-- start RECORDS PROVIDED --

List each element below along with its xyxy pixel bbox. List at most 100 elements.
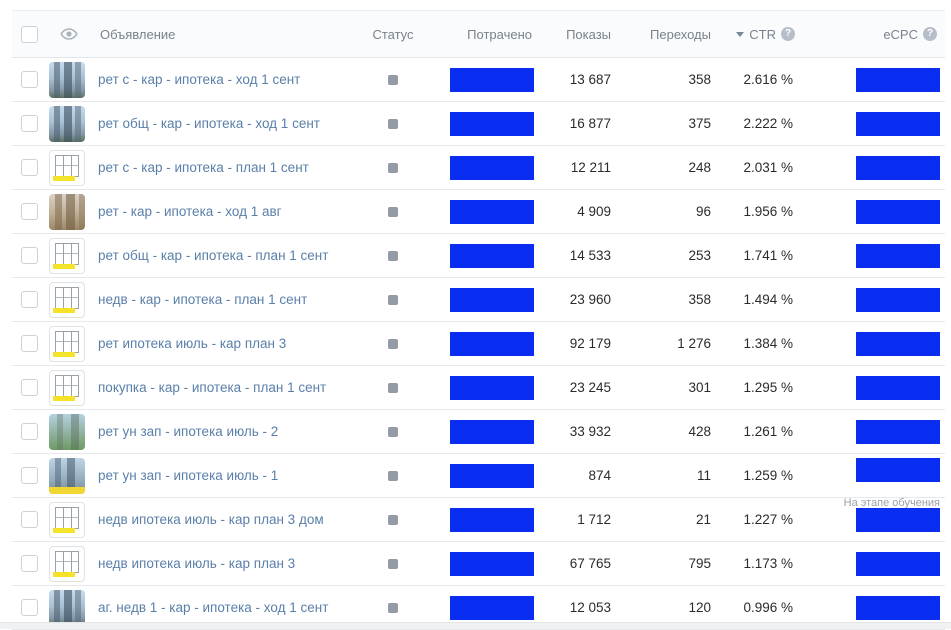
row-checkbox[interactable] (21, 467, 38, 484)
column-header-spent[interactable]: Потрачено (467, 26, 532, 42)
ecpc-help-icon[interactable]: ? (923, 27, 937, 41)
row-checkbox[interactable] (21, 247, 38, 264)
ecpc-value-redacted (856, 243, 940, 268)
status-stopped-icon[interactable] (388, 250, 398, 261)
horizontal-scrollbar-track[interactable] (0, 622, 951, 629)
ad-name-link[interactable]: рет ипотека июль - кар план 3 (98, 336, 287, 351)
ad-thumbnail[interactable] (49, 61, 85, 98)
row-checkbox-cell (12, 555, 40, 572)
spent-cell (423, 595, 538, 620)
status-stopped-icon[interactable] (388, 426, 398, 437)
row-checkbox[interactable] (21, 71, 38, 88)
spent-cell (423, 419, 538, 444)
ad-thumbnail[interactable] (49, 325, 85, 362)
spent-value-redacted (450, 595, 534, 620)
status-stopped-icon[interactable] (388, 338, 398, 349)
row-checkbox[interactable] (21, 115, 38, 132)
column-header-ctr[interactable]: CTR ? (713, 27, 795, 42)
ad-name-link[interactable]: рет общ - кар - ипотека - ход 1 сент (98, 116, 320, 131)
select-all-checkbox[interactable] (21, 25, 38, 43)
column-header-clicks[interactable]: Переходы (650, 26, 711, 42)
row-checkbox-cell (12, 423, 40, 440)
row-checkbox[interactable] (21, 203, 38, 220)
status-stopped-icon[interactable] (388, 118, 398, 129)
table-row: рет ун зап - ипотека июль - 1 874 11 1.2… (12, 454, 945, 509)
status-stopped-icon[interactable] (388, 74, 398, 85)
spent-value-redacted (450, 331, 534, 356)
ad-name-link[interactable]: недв ипотека июль - кар план 3 дом (98, 512, 324, 527)
status-cell (388, 382, 398, 393)
row-checkbox[interactable] (21, 379, 38, 396)
column-header-impressions[interactable]: Показы (566, 26, 611, 42)
ad-thumbnail[interactable] (49, 369, 85, 406)
row-checkbox[interactable] (21, 555, 38, 572)
ecpc-value-redacted (856, 199, 940, 224)
ad-name-link[interactable]: рет с - кар - ипотека - план 1 сент (98, 160, 309, 175)
ad-thumbnail[interactable] (49, 457, 85, 494)
ad-thumbnail[interactable] (49, 413, 85, 450)
spent-cell (423, 155, 538, 180)
ad-name-link[interactable]: рет ун зап - ипотека июль - 2 (98, 424, 279, 439)
row-checkbox[interactable] (21, 599, 38, 616)
status-stopped-icon[interactable] (388, 206, 398, 217)
clicks-value: 301 (688, 380, 711, 395)
ctr-header-label: CTR (749, 26, 776, 42)
column-header-ecpc[interactable]: eCPC ? (795, 27, 945, 42)
ad-thumbnail[interactable] (49, 545, 85, 582)
row-checkbox[interactable] (21, 423, 38, 440)
ad-name-link[interactable]: рет - кар - ипотека - ход 1 авг (98, 204, 282, 219)
status-stopped-icon[interactable] (388, 558, 398, 569)
status-stopped-icon[interactable] (388, 382, 398, 393)
impressions-value: 23 245 (569, 380, 611, 395)
status-cell (388, 118, 398, 129)
table-row: рет - кар - ипотека - ход 1 авг 4 909 96… (12, 190, 945, 234)
ctr-value: 1.741 % (743, 248, 793, 263)
ad-thumbnail[interactable] (49, 149, 85, 186)
ctr-help-icon[interactable]: ? (781, 27, 795, 41)
row-checkbox[interactable] (21, 511, 38, 528)
row-checkbox[interactable] (21, 159, 38, 176)
ecpc-value-redacted (856, 111, 940, 136)
spent-value-redacted (450, 463, 534, 488)
table-header-row: Объявление Статус Потрачено Показы Перех… (12, 10, 945, 58)
ecpc-cell (795, 507, 945, 532)
ad-name-link[interactable]: аг. недв 1 - кар - ипотека - ход 1 сент (98, 600, 329, 615)
impressions-value: 12 211 (570, 160, 611, 175)
ad-name-link[interactable]: рет общ - кар - ипотека - план 1 сент (98, 248, 329, 263)
clicks-value: 120 (688, 600, 711, 615)
ecpc-cell (795, 551, 945, 576)
row-checkbox-cell (12, 599, 40, 616)
clicks-value: 21 (695, 512, 711, 527)
status-stopped-icon[interactable] (388, 470, 398, 481)
status-cell (388, 250, 398, 261)
thumbnail-cell (40, 589, 98, 626)
ctr-value: 1.227 % (743, 512, 793, 527)
table-row: недв ипотека июль - кар план 3 67 765 79… (12, 542, 945, 586)
ad-thumbnail[interactable] (49, 105, 85, 142)
ecpc-cell (795, 595, 945, 620)
column-header-ad[interactable]: Объявление (100, 26, 176, 42)
ad-thumbnail[interactable] (49, 589, 85, 626)
ad-thumbnail[interactable] (49, 237, 85, 274)
ad-name-link[interactable]: рет с - кар - ипотека - ход 1 сент (98, 72, 301, 87)
status-stopped-icon[interactable] (388, 602, 398, 613)
impressions-value: 1 712 (577, 512, 611, 527)
ad-name-link[interactable]: покупка - кар - ипотека - план 1 сент (98, 380, 327, 395)
column-header-status[interactable]: Статус (372, 26, 414, 42)
row-checkbox[interactable] (21, 291, 38, 308)
ad-thumbnail[interactable] (49, 501, 85, 538)
ad-name-link[interactable]: недв - кар - ипотека - план 1 сент (98, 292, 308, 307)
ad-thumbnail[interactable] (49, 281, 85, 318)
ecpc-cell (795, 287, 945, 312)
clicks-value: 96 (695, 204, 711, 219)
eye-icon[interactable] (59, 24, 79, 44)
status-stopped-icon[interactable] (388, 294, 398, 305)
status-stopped-icon[interactable] (388, 162, 398, 173)
ad-name-link[interactable]: рет ун зап - ипотека июль - 1 (98, 468, 279, 483)
ad-thumbnail[interactable] (49, 193, 85, 230)
ad-name-link[interactable]: недв ипотека июль - кар план 3 (98, 556, 296, 571)
status-cell (388, 426, 398, 437)
row-checkbox[interactable] (21, 335, 38, 352)
status-stopped-icon[interactable] (388, 514, 398, 525)
ecpc-value-redacted (856, 507, 940, 532)
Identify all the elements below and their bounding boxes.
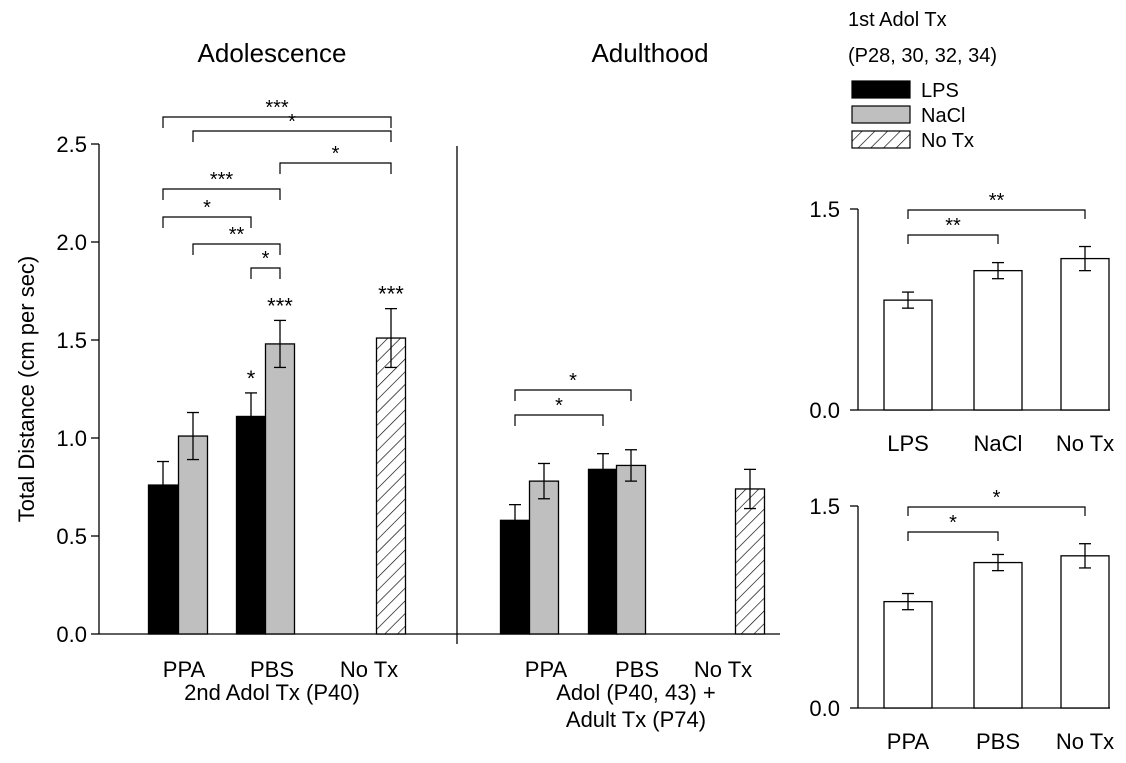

-- end RECORDS PROVIDED --

Please copy all of the data above word for word, leaving out the pictures.

FINISHED EXERCISE:
List each element below along with its xyxy pixel bbox. List at most 100 elements.
row-checkbox[interactable] (21, 467, 38, 484)
column-header-spent[interactable]: Потрачено (467, 26, 532, 42)
ecpc-help-icon[interactable]: ? (923, 27, 937, 41)
row-checkbox[interactable] (21, 247, 38, 264)
ecpc-value-redacted (856, 243, 940, 268)
status-stopped-icon[interactable] (388, 250, 398, 261)
horizontal-scrollbar-track[interactable] (0, 622, 951, 629)
ad-name-link[interactable]: рет ипотека июль - кар план 3 (98, 336, 287, 351)
ad-thumbnail[interactable] (49, 61, 85, 98)
row-checkbox-cell (12, 555, 40, 572)
spent-cell (423, 595, 538, 620)
status-stopped-icon[interactable] (388, 426, 398, 437)
row-checkbox[interactable] (21, 71, 38, 88)
spent-cell (423, 419, 538, 444)
ad-thumbnail[interactable] (49, 325, 85, 362)
spent-value-redacted (450, 595, 534, 620)
status-stopped-icon[interactable] (388, 338, 398, 349)
row-checkbox[interactable] (21, 115, 38, 132)
column-header-ctr[interactable]: CTR ? (713, 27, 795, 42)
ad-name-link[interactable]: рет общ - кар - ипотека - ход 1 сент (98, 116, 320, 131)
select-all-checkbox[interactable] (21, 25, 38, 43)
column-header-clicks[interactable]: Переходы (650, 26, 711, 42)
row-checkbox-cell (12, 423, 40, 440)
row-checkbox[interactable] (21, 203, 38, 220)
status-stopped-icon[interactable] (388, 118, 398, 129)
table-row: рет ун зап - ипотека июль - 1 874 11 1.2… (12, 454, 945, 509)
status-stopped-icon[interactable] (388, 74, 398, 85)
spent-value-redacted (450, 331, 534, 356)
ad-name-link[interactable]: недв ипотека июль - кар план 3 дом (98, 512, 324, 527)
status-cell (388, 382, 398, 393)
row-checkbox[interactable] (21, 379, 38, 396)
column-header-impressions[interactable]: Показы (566, 26, 611, 42)
ad-thumbnail[interactable] (49, 369, 85, 406)
row-checkbox[interactable] (21, 555, 38, 572)
ecpc-value-redacted (856, 199, 940, 224)
ad-name-link[interactable]: рет с - кар - ипотека - план 1 сент (98, 160, 309, 175)
ad-thumbnail[interactable] (49, 457, 85, 494)
ad-thumbnail[interactable] (49, 413, 85, 450)
spent-cell (423, 155, 538, 180)
ad-name-link[interactable]: рет ун зап - ипотека июль - 2 (98, 424, 279, 439)
row-checkbox[interactable] (21, 599, 38, 616)
status-stopped-icon[interactable] (388, 206, 398, 217)
clicks-value: 301 (688, 380, 711, 395)
ctr-header-label: CTR (749, 26, 776, 42)
column-header-ecpc[interactable]: eCPC ? (795, 27, 945, 42)
ad-thumbnail[interactable] (49, 545, 85, 582)
row-checkbox[interactable] (21, 423, 38, 440)
ad-name-link[interactable]: рет - кар - ипотека - ход 1 авг (98, 204, 282, 219)
status-stopped-icon[interactable] (388, 558, 398, 569)
status-stopped-icon[interactable] (388, 382, 398, 393)
impressions-value: 23 245 (569, 380, 611, 395)
status-cell (388, 118, 398, 129)
table-row: рет - кар - ипотека - ход 1 авг 4 909 96… (12, 190, 945, 234)
ctr-value: 1.741 % (743, 248, 793, 263)
ad-thumbnail[interactable] (49, 149, 85, 186)
ctr-help-icon[interactable]: ? (781, 27, 795, 41)
row-checkbox[interactable] (21, 511, 38, 528)
row-checkbox[interactable] (21, 159, 38, 176)
ecpc-value-redacted (856, 111, 940, 136)
spent-value-redacted (450, 463, 534, 488)
table-header-row: Объявление Статус Потрачено Показы Перех… (12, 10, 945, 58)
ecpc-cell (795, 507, 945, 532)
ad-name-link[interactable]: аг. недв 1 - кар - ипотека - ход 1 сент (98, 600, 329, 615)
impressions-value: 12 211 (570, 160, 611, 175)
ad-name-link[interactable]: рет общ - кар - ипотека - план 1 сент (98, 248, 329, 263)
clicks-value: 120 (688, 600, 711, 615)
ecpc-cell (795, 551, 945, 576)
row-checkbox-cell (12, 599, 40, 616)
clicks-value: 21 (695, 512, 711, 527)
status-stopped-icon[interactable] (388, 470, 398, 481)
status-cell (388, 250, 398, 261)
thumbnail-cell (40, 589, 98, 626)
ctr-value: 1.227 % (743, 512, 793, 527)
table-row: недв ипотека июль - кар план 3 67 765 79… (12, 542, 945, 586)
ad-thumbnail[interactable] (49, 105, 85, 142)
ecpc-cell (795, 595, 945, 620)
column-header-ad[interactable]: Объявление (100, 26, 176, 42)
ad-thumbnail[interactable] (49, 589, 85, 626)
ad-thumbnail[interactable] (49, 237, 85, 274)
ad-name-link[interactable]: рет с - кар - ипотека - ход 1 сент (98, 72, 301, 87)
status-stopped-icon[interactable] (388, 602, 398, 613)
impressions-value: 1 712 (577, 512, 611, 527)
ad-name-link[interactable]: покупка - кар - ипотека - план 1 сент (98, 380, 327, 395)
column-header-status[interactable]: Статус (372, 26, 414, 42)
row-checkbox[interactable] (21, 291, 38, 308)
ad-thumbnail[interactable] (49, 501, 85, 538)
ad-name-link[interactable]: недв - кар - ипотека - план 1 сент (98, 292, 308, 307)
ad-thumbnail[interactable] (49, 281, 85, 318)
ecpc-cell (795, 287, 945, 312)
clicks-value: 96 (695, 204, 711, 219)
eye-icon[interactable] (59, 24, 79, 44)
status-stopped-icon[interactable] (388, 294, 398, 305)
status-stopped-icon[interactable] (388, 162, 398, 173)
ad-name-link[interactable]: рет ун зап - ипотека июль - 1 (98, 468, 279, 483)
ad-thumbnail[interactable] (49, 193, 85, 230)
ad-name-link[interactable]: недв ипотека июль - кар план 3 (98, 556, 296, 571)
status-cell (388, 426, 398, 437)
row-checkbox[interactable] (21, 335, 38, 352)
status-stopped-icon[interactable] (388, 514, 398, 525)
ecpc-value-redacted (856, 507, 940, 532)
Identify all the elements below and their bounding boxes.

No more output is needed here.